» REQUIREMENTS
Gather the lines below that include the string "pressure", copying each in full.

» PROVIDED RECORDS
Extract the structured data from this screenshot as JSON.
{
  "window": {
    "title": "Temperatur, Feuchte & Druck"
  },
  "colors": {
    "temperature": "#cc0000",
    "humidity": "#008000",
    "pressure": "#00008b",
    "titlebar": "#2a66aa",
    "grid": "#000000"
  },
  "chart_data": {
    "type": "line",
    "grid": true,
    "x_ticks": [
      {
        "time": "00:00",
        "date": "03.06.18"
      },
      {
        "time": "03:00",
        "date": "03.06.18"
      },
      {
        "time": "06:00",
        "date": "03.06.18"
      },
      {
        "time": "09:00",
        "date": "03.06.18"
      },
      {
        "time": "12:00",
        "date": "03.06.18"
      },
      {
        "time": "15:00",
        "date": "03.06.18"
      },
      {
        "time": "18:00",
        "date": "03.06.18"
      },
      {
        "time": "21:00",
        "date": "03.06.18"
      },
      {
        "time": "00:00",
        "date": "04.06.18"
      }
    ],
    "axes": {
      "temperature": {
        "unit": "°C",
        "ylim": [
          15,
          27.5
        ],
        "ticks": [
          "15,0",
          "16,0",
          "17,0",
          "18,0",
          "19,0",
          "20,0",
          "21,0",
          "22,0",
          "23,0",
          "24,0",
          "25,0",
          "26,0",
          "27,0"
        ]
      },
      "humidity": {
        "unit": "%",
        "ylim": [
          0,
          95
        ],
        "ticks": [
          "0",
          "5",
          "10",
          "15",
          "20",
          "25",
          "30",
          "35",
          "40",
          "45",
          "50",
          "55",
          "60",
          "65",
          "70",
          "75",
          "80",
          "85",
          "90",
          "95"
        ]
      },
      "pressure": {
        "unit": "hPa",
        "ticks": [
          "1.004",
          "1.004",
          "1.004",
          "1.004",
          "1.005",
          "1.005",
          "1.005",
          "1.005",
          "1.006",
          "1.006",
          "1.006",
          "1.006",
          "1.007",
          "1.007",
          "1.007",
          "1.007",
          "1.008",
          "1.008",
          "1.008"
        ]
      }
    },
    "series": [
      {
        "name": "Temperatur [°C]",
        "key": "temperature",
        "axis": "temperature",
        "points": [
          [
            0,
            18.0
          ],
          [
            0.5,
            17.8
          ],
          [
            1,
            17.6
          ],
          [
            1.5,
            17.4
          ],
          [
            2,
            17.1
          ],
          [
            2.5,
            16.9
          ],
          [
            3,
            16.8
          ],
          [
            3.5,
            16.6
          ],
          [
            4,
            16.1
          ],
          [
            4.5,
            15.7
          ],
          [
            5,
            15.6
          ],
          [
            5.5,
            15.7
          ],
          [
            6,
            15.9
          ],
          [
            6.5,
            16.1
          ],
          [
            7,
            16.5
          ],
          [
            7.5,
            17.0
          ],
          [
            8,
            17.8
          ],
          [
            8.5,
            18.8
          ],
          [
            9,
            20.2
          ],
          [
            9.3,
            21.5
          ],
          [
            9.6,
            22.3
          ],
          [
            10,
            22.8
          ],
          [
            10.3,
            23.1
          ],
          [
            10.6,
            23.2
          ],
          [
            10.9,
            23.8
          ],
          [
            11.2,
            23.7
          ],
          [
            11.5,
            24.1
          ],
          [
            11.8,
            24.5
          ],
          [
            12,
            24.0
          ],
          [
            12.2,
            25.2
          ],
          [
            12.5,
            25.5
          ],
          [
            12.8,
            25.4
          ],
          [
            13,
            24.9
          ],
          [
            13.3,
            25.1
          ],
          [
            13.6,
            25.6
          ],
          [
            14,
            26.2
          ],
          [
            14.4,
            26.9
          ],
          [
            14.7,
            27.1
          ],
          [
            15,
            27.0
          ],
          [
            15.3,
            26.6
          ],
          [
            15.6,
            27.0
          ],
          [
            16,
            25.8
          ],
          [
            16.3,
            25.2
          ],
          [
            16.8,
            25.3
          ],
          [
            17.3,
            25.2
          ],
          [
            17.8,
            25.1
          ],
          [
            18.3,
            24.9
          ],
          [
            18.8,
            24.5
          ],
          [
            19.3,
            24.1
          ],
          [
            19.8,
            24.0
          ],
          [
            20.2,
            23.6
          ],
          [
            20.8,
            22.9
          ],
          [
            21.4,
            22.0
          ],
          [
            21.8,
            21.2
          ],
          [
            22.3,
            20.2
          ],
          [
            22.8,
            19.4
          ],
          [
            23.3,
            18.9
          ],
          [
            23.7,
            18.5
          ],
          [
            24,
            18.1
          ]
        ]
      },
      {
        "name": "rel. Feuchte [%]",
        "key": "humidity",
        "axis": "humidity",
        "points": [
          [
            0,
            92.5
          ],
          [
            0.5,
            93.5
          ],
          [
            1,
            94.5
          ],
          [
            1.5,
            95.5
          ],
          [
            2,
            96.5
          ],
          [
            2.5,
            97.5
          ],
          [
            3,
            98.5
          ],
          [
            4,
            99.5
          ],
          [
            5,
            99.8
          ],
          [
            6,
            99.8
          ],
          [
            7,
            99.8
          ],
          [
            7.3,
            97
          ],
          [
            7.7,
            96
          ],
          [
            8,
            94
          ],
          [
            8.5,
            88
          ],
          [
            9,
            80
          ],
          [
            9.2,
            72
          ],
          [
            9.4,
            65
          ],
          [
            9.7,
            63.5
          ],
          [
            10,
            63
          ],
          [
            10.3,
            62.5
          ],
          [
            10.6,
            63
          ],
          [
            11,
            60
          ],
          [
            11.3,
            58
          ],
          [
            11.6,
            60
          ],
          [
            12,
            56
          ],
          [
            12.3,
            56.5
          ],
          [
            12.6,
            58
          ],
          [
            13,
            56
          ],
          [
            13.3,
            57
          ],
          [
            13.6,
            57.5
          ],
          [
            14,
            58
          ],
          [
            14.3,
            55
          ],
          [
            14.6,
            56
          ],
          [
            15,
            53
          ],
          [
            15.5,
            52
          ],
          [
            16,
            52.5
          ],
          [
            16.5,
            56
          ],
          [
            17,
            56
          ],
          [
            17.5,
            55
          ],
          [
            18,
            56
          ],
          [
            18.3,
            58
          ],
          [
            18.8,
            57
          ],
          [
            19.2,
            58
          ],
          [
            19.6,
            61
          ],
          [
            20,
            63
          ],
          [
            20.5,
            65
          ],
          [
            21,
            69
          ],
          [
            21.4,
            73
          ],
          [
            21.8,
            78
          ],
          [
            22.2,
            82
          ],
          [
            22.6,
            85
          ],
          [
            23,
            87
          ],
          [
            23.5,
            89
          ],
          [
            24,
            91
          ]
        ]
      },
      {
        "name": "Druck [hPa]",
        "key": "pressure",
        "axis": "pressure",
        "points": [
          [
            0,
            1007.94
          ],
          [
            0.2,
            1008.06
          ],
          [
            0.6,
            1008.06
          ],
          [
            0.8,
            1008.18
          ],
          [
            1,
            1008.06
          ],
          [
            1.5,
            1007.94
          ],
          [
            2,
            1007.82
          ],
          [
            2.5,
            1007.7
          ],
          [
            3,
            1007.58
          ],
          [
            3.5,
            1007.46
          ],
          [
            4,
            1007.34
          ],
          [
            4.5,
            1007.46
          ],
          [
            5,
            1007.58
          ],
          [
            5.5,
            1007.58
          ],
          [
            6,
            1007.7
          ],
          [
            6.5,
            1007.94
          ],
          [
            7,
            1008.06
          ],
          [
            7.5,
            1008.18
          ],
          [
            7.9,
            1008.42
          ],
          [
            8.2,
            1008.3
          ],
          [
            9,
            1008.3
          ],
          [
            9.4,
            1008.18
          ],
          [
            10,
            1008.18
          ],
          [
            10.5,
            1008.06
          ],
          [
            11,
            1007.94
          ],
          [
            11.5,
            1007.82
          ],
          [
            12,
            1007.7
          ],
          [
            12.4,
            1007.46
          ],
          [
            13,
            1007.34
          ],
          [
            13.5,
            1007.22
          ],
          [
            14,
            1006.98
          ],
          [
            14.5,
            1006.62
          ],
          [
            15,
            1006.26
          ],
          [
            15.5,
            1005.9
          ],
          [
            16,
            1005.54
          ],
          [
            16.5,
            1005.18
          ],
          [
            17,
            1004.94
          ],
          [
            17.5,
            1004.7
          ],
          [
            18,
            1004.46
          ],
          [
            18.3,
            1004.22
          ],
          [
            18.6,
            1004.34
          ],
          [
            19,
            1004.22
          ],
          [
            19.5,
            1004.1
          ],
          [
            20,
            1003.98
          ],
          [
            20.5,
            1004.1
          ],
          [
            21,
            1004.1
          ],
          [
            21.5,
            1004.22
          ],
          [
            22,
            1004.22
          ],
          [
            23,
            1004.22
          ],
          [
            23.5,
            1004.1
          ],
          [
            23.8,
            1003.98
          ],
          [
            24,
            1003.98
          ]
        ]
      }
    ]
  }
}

» WORKED SOLUTION
    "pressure": "#00008b",
      "pressure": {
        "key": "pressure",
        "axis": "pressure",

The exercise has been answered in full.